Available records
• • •

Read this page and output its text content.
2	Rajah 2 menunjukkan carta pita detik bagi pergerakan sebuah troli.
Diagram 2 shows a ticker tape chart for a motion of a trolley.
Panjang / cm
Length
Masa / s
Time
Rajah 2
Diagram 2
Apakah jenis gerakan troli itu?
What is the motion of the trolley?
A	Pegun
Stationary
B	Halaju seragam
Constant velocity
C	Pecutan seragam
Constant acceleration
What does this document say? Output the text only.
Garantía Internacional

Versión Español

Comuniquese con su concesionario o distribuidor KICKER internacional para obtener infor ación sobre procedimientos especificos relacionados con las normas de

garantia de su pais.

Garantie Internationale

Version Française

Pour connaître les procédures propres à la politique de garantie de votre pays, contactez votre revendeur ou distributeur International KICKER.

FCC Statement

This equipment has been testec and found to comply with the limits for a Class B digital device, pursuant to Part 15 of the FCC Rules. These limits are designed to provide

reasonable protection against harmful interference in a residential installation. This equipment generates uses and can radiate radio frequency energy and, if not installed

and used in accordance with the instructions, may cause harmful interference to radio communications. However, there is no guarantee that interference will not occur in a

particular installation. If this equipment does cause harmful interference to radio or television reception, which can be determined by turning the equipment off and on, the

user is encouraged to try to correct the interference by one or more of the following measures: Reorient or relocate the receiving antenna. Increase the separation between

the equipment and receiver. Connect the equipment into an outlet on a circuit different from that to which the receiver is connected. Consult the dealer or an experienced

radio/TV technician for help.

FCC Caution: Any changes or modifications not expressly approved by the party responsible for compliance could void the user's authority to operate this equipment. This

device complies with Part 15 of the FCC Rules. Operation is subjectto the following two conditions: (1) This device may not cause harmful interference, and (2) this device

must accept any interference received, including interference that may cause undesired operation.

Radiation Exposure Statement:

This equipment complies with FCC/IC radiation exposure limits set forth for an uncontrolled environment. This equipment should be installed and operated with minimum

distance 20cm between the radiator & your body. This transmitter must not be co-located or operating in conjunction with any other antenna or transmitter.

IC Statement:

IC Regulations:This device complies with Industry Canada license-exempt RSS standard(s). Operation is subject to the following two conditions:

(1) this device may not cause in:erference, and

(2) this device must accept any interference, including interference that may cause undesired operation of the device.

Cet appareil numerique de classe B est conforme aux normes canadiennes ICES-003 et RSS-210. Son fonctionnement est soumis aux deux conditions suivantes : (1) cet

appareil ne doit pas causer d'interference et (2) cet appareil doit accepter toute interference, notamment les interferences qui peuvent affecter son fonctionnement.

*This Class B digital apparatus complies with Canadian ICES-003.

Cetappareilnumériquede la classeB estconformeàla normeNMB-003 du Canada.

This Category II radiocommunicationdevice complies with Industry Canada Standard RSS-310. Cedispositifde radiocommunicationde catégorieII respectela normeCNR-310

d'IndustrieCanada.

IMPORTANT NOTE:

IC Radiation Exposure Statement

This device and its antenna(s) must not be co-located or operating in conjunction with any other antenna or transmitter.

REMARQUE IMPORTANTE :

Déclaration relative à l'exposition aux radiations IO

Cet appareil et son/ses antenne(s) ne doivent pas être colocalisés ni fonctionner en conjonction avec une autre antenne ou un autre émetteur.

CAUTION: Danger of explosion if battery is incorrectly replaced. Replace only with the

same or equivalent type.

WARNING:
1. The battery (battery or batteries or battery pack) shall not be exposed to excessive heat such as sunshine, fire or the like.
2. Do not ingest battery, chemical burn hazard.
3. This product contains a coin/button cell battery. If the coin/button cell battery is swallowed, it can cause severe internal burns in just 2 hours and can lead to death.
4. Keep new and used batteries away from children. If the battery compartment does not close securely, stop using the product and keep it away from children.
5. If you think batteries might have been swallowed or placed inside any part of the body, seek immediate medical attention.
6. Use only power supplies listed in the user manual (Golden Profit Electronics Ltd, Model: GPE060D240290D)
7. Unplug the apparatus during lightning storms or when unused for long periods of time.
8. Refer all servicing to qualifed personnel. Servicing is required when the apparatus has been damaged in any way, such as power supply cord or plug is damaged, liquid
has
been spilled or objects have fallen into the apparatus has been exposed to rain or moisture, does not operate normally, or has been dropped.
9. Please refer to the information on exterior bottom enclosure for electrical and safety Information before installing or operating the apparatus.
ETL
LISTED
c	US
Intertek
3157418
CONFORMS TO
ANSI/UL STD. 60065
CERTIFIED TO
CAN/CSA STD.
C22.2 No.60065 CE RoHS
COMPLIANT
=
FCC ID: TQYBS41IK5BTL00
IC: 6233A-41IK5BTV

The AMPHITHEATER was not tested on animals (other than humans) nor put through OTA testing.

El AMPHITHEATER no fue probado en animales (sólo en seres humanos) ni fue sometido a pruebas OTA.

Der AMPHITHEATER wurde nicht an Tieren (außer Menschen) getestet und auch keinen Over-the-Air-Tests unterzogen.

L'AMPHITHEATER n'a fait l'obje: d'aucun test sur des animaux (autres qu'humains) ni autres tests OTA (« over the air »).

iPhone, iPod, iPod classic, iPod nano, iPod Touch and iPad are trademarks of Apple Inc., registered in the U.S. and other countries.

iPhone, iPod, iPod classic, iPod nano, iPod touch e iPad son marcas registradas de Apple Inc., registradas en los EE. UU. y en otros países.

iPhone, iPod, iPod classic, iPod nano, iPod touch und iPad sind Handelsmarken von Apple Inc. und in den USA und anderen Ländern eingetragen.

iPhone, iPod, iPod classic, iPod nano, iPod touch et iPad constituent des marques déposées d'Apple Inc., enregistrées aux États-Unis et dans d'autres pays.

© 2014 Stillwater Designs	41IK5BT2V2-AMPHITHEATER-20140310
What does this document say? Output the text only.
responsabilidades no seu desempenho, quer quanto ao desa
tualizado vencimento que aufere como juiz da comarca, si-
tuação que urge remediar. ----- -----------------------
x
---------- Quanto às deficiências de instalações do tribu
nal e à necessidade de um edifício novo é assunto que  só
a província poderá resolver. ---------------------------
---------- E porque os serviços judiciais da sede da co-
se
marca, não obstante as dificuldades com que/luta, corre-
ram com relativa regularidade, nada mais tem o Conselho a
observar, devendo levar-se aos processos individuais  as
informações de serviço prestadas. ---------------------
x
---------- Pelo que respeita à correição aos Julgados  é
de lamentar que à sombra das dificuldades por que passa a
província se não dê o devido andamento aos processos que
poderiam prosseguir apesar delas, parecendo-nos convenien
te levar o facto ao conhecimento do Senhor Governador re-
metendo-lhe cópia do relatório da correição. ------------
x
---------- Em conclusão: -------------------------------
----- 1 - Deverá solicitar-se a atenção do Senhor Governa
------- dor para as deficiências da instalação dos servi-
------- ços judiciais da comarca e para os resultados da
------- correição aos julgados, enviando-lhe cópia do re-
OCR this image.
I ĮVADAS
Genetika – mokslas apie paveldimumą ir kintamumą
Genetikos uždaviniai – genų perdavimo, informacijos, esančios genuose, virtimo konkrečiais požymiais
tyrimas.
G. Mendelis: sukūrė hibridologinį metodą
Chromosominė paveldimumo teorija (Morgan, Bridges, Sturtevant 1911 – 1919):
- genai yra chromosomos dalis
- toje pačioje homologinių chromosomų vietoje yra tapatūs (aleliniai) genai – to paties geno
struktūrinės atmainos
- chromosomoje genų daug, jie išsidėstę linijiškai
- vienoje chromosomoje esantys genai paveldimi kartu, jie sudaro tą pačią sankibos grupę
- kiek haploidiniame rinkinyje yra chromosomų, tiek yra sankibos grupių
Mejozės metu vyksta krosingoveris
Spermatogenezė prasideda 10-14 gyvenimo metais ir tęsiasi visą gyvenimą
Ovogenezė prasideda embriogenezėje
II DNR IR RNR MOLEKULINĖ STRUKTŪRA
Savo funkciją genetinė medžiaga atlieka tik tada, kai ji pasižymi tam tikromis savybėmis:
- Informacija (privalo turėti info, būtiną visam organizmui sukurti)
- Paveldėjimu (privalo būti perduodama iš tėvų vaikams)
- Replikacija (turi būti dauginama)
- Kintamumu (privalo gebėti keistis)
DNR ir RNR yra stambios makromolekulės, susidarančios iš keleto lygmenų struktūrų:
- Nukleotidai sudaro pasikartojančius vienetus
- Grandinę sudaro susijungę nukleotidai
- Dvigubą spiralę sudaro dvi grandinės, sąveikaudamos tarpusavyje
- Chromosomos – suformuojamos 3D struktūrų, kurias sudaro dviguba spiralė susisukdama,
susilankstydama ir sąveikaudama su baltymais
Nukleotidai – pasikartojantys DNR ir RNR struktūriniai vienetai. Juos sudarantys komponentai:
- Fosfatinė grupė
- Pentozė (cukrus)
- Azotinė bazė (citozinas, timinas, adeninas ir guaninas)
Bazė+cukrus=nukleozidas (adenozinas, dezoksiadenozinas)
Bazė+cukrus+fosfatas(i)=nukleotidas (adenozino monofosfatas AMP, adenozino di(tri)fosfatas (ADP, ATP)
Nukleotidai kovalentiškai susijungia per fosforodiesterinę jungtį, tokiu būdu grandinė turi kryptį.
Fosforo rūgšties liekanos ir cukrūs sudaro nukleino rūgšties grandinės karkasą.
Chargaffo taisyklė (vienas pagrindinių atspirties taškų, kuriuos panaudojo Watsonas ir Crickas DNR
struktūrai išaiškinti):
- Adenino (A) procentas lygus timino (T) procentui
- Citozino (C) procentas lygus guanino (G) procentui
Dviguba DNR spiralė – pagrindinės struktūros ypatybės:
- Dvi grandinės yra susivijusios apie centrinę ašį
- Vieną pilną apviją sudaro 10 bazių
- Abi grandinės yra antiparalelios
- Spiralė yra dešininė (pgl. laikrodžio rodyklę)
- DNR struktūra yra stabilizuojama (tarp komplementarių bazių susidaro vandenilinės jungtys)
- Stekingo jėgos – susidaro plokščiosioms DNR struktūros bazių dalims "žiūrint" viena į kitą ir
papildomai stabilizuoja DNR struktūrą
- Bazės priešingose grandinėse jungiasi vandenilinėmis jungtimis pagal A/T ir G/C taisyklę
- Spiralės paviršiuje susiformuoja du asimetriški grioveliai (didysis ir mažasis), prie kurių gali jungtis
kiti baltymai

• • •

Your objective
Find how many of the lines above have the word "located" in them. State only that number.

Exercise answer
2